● **Aim of the exercise**:
Print all the entries verbatim.

■ ■ ■ ■ ■

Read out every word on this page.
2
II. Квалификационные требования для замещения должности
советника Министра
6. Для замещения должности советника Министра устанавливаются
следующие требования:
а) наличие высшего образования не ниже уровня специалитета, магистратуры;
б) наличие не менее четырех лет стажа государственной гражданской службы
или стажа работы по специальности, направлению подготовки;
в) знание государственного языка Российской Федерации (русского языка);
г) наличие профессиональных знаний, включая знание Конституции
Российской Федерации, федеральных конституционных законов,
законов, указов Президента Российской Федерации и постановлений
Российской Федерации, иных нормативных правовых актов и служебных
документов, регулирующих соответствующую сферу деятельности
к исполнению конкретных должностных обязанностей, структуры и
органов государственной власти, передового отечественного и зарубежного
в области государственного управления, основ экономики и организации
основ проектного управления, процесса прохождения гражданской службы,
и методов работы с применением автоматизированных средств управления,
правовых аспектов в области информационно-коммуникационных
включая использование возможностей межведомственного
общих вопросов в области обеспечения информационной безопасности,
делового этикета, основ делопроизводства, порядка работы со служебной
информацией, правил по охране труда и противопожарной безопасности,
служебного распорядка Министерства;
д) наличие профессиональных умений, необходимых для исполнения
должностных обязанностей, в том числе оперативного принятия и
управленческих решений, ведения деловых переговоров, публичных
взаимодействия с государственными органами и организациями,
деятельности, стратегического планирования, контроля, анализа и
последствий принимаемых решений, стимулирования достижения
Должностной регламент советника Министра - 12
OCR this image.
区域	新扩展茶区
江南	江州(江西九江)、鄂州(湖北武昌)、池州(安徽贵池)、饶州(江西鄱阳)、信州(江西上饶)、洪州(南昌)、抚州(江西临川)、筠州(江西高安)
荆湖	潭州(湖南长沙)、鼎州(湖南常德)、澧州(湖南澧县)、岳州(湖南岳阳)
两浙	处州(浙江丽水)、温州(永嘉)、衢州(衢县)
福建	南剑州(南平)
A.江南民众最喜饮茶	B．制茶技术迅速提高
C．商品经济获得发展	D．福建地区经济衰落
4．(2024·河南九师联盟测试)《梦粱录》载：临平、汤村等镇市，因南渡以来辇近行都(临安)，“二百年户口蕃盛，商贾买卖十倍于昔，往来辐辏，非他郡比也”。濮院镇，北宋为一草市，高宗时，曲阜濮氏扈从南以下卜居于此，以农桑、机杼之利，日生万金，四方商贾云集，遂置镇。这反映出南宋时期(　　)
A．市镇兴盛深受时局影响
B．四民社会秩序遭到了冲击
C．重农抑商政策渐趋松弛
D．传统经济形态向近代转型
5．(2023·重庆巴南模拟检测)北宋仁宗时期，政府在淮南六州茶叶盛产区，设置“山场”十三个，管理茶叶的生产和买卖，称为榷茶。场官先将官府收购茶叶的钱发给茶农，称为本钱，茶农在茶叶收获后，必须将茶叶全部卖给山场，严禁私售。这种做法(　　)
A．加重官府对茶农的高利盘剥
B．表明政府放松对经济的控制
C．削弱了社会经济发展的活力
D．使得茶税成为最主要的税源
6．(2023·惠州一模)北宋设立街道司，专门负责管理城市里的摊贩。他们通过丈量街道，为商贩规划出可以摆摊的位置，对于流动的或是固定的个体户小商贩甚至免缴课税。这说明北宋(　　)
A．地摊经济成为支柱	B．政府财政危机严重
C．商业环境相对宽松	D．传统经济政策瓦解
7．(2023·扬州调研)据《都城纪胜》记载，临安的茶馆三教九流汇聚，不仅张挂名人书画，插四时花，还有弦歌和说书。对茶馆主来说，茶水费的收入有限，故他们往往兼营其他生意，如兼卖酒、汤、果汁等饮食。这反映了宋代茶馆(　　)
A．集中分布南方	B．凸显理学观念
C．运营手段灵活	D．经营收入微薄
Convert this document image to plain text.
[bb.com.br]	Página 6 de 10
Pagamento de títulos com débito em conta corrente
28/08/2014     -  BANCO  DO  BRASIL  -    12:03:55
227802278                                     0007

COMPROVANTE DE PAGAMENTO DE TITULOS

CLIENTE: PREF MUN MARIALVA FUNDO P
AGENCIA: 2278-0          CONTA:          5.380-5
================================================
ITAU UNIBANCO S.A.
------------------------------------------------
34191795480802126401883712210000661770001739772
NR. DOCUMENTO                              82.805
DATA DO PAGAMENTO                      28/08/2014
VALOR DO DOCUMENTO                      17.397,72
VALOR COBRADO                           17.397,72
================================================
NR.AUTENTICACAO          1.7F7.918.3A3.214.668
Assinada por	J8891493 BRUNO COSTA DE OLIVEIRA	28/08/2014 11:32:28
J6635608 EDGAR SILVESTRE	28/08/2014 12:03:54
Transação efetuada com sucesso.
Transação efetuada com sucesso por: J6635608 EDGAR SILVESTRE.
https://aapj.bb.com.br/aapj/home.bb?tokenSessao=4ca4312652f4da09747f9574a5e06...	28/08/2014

■ ■ ■ ■ ■

● **Finished task**:
Read out every word on this page.
2
II. Квалификационные требования для замещения должности
советника Министра
6. Для замещения должности советника Министра устанавливаются
следующие требования:
а) наличие высшего образования не ниже уровня специалитета, магистратуры;
б) наличие не менее четырех лет стажа государственной гражданской службы
или стажа работы по специальности, направлению подготовки;
в) знание государственного языка Российской Федерации (русского языка);
г) наличие профессиональных знаний, включая знание Конституции
Российской Федерации, федеральных конституционных законов,
законов, указов Президента Российской Федерации и постановлений
Российской Федерации, иных нормативных правовых актов и служебных
документов, регулирующих соответствующую сферу деятельности
к исполнению конкретных должностных обязанностей, структуры и
органов государственной власти, передового отечественного и зарубежного
в области государственного управления, основ экономики и организации
основ проектного управления, процесса прохождения гражданской службы,
и методов работы с применением автоматизированных средств управления,
правовых аспектов в области информационно-коммуникационных
включая использование возможностей межведомственного
общих вопросов в области обеспечения информационной безопасности,
делового этикета, основ делопроизводства, порядка работы со служебной
информацией, правил по охране труда и противопожарной безопасности,
служебного распорядка Министерства;
д) наличие профессиональных умений, необходимых для исполнения
должностных обязанностей, в том числе оперативного принятия и
управленческих решений, ведения деловых переговоров, публичных
взаимодействия с государственными органами и организациями,
деятельности, стратегического планирования, контроля, анализа и
последствий принимаемых решений, стимулирования достижения
Должностной регламент советника Министра - 12
OCR this image.
区域	新扩展茶区
江南	江州(江西九江)、鄂州(湖北武昌)、池州(安徽贵池)、饶州(江西鄱阳)、信州(江西上饶)、洪州(南昌)、抚州(江西临川)、筠州(江西高安)
荆湖	潭州(湖南长沙)、鼎州(湖南常德)、澧州(湖南澧县)、岳州(湖南岳阳)
两浙	处州(浙江丽水)、温州(永嘉)、衢州(衢县)
福建	南剑州(南平)
A.江南民众最喜饮茶	B．制茶技术迅速提高
C．商品经济获得发展	D．福建地区经济衰落
4．(2024·河南九师联盟测试)《梦粱录》载：临平、汤村等镇市，因南渡以来辇近行都(临安)，“二百年户口蕃盛，商贾买卖十倍于昔，往来辐辏，非他郡比也”。濮院镇，北宋为一草市，高宗时，曲阜濮氏扈从南以下卜居于此，以农桑、机杼之利，日生万金，四方商贾云集，遂置镇。这反映出南宋时期(　　)
A．市镇兴盛深受时局影响
B．四民社会秩序遭到了冲击
C．重农抑商政策渐趋松弛
D．传统经济形态向近代转型
5．(2023·重庆巴南模拟检测)北宋仁宗时期，政府在淮南六州茶叶盛产区，设置“山场”十三个，管理茶叶的生产和买卖，称为榷茶。场官先将官府收购茶叶的钱发给茶农，称为本钱，茶农在茶叶收获后，必须将茶叶全部卖给山场，严禁私售。这种做法(　　)
A．加重官府对茶农的高利盘剥
B．表明政府放松对经济的控制
C．削弱了社会经济发展的活力
D．使得茶税成为最主要的税源
6．(2023·惠州一模)北宋设立街道司，专门负责管理城市里的摊贩。他们通过丈量街道，为商贩规划出可以摆摊的位置，对于流动的或是固定的个体户小商贩甚至免缴课税。这说明北宋(　　)
A．地摊经济成为支柱	B．政府财政危机严重
C．商业环境相对宽松	D．传统经济政策瓦解
7．(2023·扬州调研)据《都城纪胜》记载，临安的茶馆三教九流汇聚，不仅张挂名人书画，插四时花，还有弦歌和说书。对茶馆主来说，茶水费的收入有限，故他们往往兼营其他生意，如兼卖酒、汤、果汁等饮食。这反映了宋代茶馆(　　)
A．集中分布南方	B．凸显理学观念
C．运营手段灵活	D．经营收入微薄
Convert this document image to plain text.
[bb.com.br]	Página 6 de 10
Pagamento de títulos com débito em conta corrente
28/08/2014     -  BANCO  DO  BRASIL  -    12:03:55
227802278                                     0007

COMPROVANTE DE PAGAMENTO DE TITULOS

CLIENTE: PREF MUN MARIALVA FUNDO P
AGENCIA: 2278-0          CONTA:          5.380-5
================================================
ITAU UNIBANCO S.A.
------------------------------------------------
34191795480802126401883712210000661770001739772
NR. DOCUMENTO                              82.805
DATA DO PAGAMENTO                      28/08/2014
VALOR DO DOCUMENTO                      17.397,72
VALOR COBRADO                           17.397,72
================================================
NR.AUTENTICACAO          1.7F7.918.3A3.214.668
Assinada por	J8891493 BRUNO COSTA DE OLIVEIRA	28/08/2014 11:32:28
J6635608 EDGAR SILVESTRE	28/08/2014 12:03:54
Transação efetuada com sucesso.
Transação efetuada com sucesso por: J6635608 EDGAR SILVESTRE.
https://aapj.bb.com.br/aapj/home.bb?tokenSessao=4ca4312652f4da09747f9574a5e06...	28/08/2014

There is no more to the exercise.